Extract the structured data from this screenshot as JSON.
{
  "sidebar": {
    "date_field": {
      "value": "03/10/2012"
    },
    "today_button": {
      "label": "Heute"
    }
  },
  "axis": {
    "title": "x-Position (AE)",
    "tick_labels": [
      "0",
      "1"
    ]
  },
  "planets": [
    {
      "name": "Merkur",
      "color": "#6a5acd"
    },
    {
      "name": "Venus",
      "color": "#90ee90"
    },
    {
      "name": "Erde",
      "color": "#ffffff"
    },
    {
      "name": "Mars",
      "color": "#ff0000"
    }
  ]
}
──────────
PROBLEM REQUIREMENTS :: Please reproduce every line of the material word for word.

RESPONSE BELOW ::
Extract the structured data from this screenshot as JSON.
{
  "sidebar": {
    "date_field": {
      "value": "03/10/2012"
    },
    "today_button": {
      "label": "Heute"
    }
  },
  "axis": {
    "title": "x-Position (AE)",
    "tick_labels": [
      "0",
      "1"
    ]
  },
  "planets": [
    {
      "name": "Merkur",
      "color": "#6a5acd"
    },
    {
      "name": "Venus",
      "color": "#90ee90"
    },
    {
      "name": "Erde",
      "color": "#ffffff"
    },
    {
      "name": "Mars",
      "color": "#ff0000"
    }
  ]
}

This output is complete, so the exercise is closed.